[start of Data for processing]

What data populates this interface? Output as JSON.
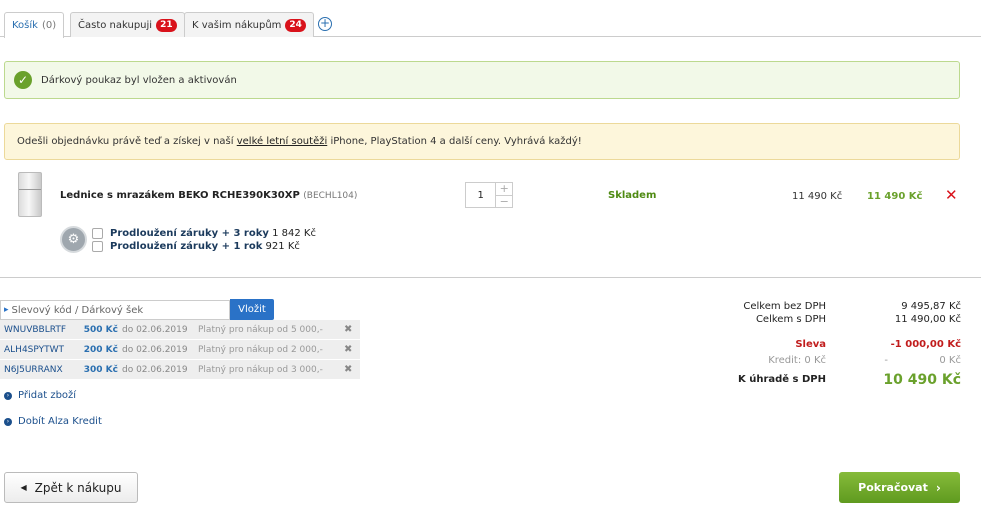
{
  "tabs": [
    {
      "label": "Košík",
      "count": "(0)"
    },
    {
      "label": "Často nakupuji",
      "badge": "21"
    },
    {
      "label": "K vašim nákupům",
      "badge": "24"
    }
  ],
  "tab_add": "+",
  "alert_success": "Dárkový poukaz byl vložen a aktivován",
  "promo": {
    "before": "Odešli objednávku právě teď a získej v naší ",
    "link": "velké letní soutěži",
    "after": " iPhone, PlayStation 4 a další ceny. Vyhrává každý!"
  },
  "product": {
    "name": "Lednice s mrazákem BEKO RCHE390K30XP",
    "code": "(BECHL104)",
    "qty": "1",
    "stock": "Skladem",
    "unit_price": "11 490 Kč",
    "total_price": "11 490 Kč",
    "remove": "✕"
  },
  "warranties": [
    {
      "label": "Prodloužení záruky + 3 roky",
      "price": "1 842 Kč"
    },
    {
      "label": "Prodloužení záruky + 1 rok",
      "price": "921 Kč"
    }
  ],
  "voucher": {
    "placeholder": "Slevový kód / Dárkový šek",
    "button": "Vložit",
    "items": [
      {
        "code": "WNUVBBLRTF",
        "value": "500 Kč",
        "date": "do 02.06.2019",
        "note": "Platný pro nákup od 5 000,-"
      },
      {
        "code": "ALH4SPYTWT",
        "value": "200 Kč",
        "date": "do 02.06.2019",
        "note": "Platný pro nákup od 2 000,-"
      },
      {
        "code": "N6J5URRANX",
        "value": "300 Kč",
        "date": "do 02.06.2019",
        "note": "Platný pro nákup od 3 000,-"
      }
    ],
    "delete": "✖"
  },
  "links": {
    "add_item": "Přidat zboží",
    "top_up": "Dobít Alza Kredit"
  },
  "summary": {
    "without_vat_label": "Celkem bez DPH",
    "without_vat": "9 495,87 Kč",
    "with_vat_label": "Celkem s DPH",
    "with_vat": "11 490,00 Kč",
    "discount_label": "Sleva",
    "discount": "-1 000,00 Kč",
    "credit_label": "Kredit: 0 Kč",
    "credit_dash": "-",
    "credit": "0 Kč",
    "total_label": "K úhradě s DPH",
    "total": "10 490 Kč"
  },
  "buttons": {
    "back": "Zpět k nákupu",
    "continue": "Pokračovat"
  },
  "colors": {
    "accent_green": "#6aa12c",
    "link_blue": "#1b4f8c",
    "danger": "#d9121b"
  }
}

[end of Data for processing]
[start of Data for processing]

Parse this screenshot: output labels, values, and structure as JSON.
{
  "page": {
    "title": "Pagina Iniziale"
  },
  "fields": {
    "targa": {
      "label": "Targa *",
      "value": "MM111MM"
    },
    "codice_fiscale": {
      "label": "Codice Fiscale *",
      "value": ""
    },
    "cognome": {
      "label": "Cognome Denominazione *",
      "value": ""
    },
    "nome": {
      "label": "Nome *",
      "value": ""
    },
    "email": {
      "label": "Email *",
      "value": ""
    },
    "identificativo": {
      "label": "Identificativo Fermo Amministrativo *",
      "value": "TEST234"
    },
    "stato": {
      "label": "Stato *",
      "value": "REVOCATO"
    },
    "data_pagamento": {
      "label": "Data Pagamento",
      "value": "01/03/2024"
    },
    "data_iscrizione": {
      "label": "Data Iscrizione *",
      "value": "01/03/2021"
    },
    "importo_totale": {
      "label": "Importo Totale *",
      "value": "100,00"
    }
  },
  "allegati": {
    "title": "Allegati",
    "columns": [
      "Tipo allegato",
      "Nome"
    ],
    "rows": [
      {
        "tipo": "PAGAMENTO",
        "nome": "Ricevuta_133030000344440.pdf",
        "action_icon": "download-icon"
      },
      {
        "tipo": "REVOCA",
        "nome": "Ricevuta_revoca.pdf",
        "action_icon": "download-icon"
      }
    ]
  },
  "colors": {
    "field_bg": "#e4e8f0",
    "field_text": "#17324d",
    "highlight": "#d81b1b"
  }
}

[end of Data for processing]
[start of Data for processing]

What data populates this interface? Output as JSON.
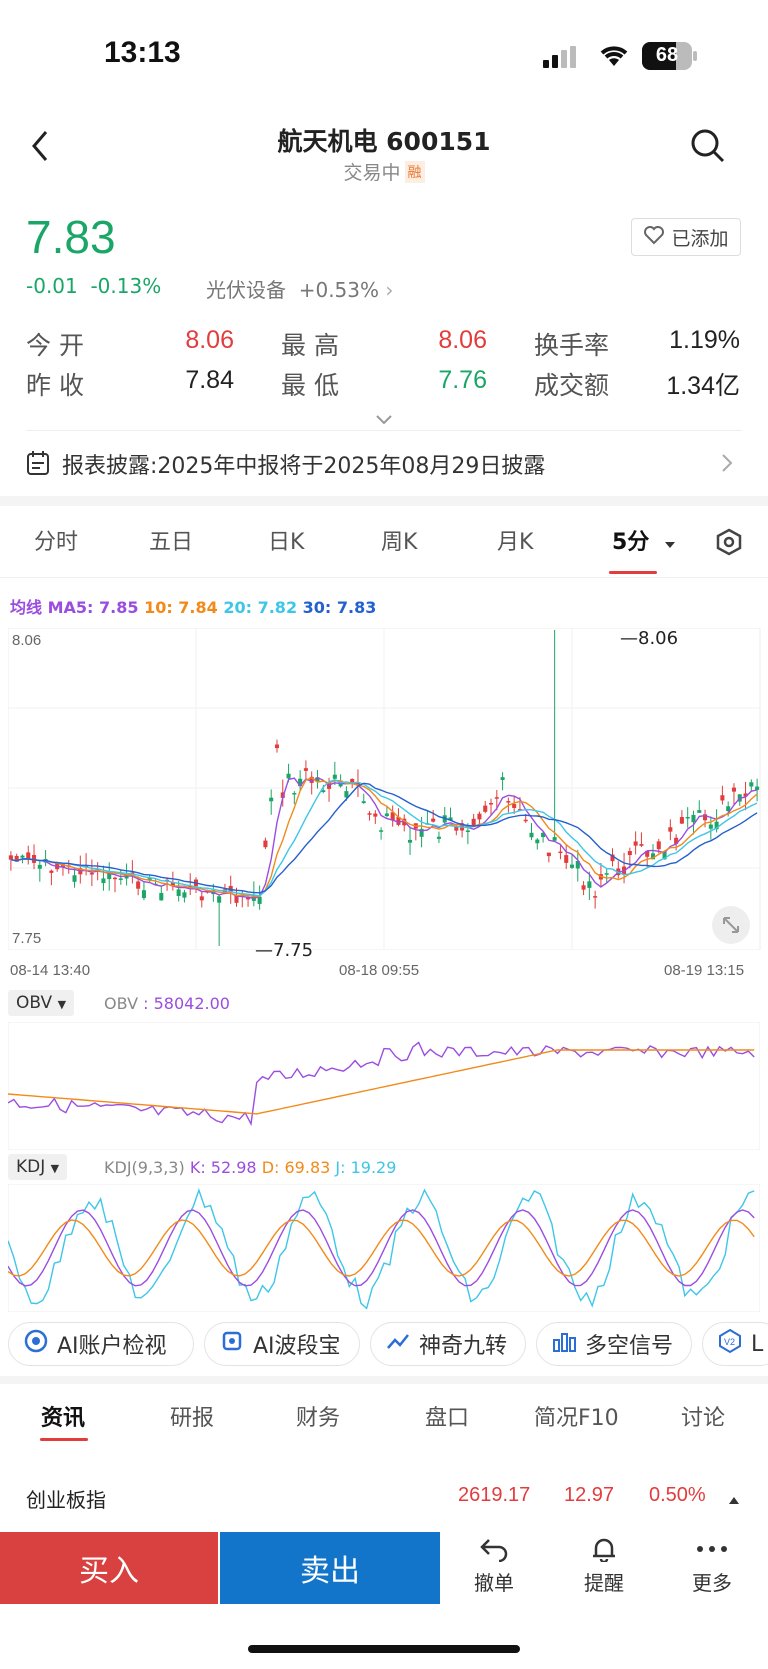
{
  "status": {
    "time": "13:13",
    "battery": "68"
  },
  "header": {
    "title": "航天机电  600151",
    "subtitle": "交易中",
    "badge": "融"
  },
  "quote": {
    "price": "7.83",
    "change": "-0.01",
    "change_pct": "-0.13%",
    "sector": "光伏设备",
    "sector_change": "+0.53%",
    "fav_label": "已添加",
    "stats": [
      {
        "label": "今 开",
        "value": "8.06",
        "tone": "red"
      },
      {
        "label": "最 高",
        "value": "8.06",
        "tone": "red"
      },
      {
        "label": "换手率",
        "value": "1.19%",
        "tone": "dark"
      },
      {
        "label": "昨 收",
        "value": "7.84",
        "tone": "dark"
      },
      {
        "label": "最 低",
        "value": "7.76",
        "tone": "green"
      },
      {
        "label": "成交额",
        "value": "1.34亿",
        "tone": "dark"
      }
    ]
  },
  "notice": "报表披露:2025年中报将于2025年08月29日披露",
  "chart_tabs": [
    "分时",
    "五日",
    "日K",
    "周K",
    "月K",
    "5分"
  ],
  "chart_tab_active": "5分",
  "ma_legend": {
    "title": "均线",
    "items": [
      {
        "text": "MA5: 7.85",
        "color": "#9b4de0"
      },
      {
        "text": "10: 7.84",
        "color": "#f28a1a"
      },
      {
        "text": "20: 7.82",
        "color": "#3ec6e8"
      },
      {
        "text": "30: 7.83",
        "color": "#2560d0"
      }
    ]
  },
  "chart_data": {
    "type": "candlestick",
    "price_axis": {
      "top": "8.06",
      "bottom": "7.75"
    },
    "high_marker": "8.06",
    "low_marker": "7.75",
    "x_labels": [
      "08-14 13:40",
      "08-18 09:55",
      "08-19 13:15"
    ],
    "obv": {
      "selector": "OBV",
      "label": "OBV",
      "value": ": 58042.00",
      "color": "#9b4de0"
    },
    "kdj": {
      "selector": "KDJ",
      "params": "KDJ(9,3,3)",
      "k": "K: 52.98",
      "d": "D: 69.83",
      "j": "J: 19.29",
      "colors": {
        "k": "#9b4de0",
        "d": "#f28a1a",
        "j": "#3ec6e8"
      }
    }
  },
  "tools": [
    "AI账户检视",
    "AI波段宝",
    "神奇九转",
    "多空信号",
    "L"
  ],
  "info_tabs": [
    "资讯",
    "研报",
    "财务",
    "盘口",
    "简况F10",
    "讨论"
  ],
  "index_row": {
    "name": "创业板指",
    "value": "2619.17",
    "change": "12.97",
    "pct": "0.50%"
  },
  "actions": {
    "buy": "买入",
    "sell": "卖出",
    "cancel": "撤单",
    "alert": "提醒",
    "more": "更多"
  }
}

[end of Data for processing]

The exercise:
Find every line in the records above that contains the word "záruky", and copy each one.

Problem solution:
      "label": "Prodloužení záruky + 3 roky",
      "label": "Prodloužení záruky + 1 rok",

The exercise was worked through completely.